_DATA_:
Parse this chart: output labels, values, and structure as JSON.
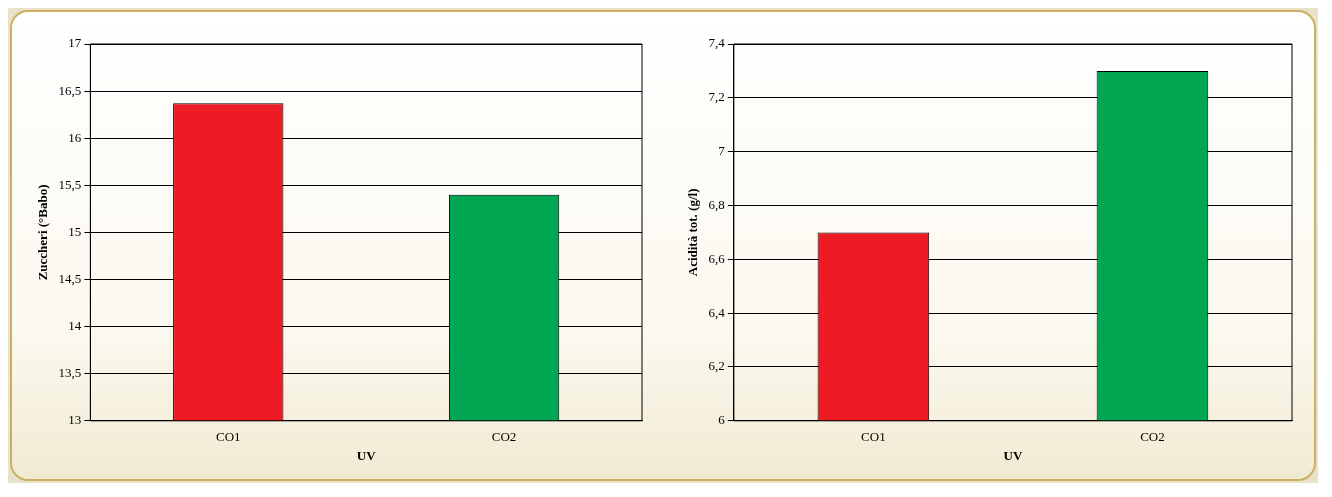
{
  "chart_data": [
    {
      "type": "bar",
      "categories": [
        "CO1",
        "CO2"
      ],
      "colors": [
        "#ed1c24",
        "#00a651"
      ],
      "values": [
        16.37,
        15.4
      ],
      "xlabel": "UV",
      "ylabel": "Zuccheri (°Babo)",
      "ylim": [
        13,
        17
      ],
      "yticks": [
        13,
        {
          "value": 13.5,
          "label": "13,5"
        },
        14,
        {
          "value": 14.5,
          "label": "14,5"
        },
        15,
        {
          "value": 15.5,
          "label": "15,5"
        },
        16,
        {
          "value": 16.5,
          "label": "16,5"
        },
        17
      ],
      "grid": "y",
      "legend": false
    },
    {
      "type": "bar",
      "categories": [
        "CO1",
        "CO2"
      ],
      "colors": [
        "#ed1c24",
        "#00a651"
      ],
      "values": [
        6.7,
        7.3
      ],
      "xlabel": "UV",
      "ylabel": "Acidità tot. (g/l)",
      "ylim": [
        6,
        7.4
      ],
      "yticks": [
        6,
        {
          "value": 6.2,
          "label": "6,2"
        },
        {
          "value": 6.4,
          "label": "6,4"
        },
        {
          "value": 6.6,
          "label": "6,6"
        },
        {
          "value": 6.8,
          "label": "6,8"
        },
        7,
        {
          "value": 7.2,
          "label": "7,2"
        },
        {
          "value": 7.4,
          "label": "7,4"
        }
      ],
      "grid": "y",
      "legend": false
    }
  ]
}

_GIVEN EXERCISE_: Return the records exactly. Don't carry the pictures over.

_FINAL RESULT_:
Parse this chart: output labels, values, and structure as JSON.
{
  "chart_data": [
    {
      "type": "bar",
      "categories": [
        "CO1",
        "CO2"
      ],
      "colors": [
        "#ed1c24",
        "#00a651"
      ],
      "values": [
        16.37,
        15.4
      ],
      "xlabel": "UV",
      "ylabel": "Zuccheri (°Babo)",
      "ylim": [
        13,
        17
      ],
      "yticks": [
        13,
        {
          "value": 13.5,
          "label": "13,5"
        },
        14,
        {
          "value": 14.5,
          "label": "14,5"
        },
        15,
        {
          "value": 15.5,
          "label": "15,5"
        },
        16,
        {
          "value": 16.5,
          "label": "16,5"
        },
        17
      ],
      "grid": "y",
      "legend": false
    },
    {
      "type": "bar",
      "categories": [
        "CO1",
        "CO2"
      ],
      "colors": [
        "#ed1c24",
        "#00a651"
      ],
      "values": [
        6.7,
        7.3
      ],
      "xlabel": "UV",
      "ylabel": "Acidità tot. (g/l)",
      "ylim": [
        6,
        7.4
      ],
      "yticks": [
        6,
        {
          "value": 6.2,
          "label": "6,2"
        },
        {
          "value": 6.4,
          "label": "6,4"
        },
        {
          "value": 6.6,
          "label": "6,6"
        },
        {
          "value": 6.8,
          "label": "6,8"
        },
        7,
        {
          "value": 7.2,
          "label": "7,2"
        },
        {
          "value": 7.4,
          "label": "7,4"
        }
      ],
      "grid": "y",
      "legend": false
    }
  ]
}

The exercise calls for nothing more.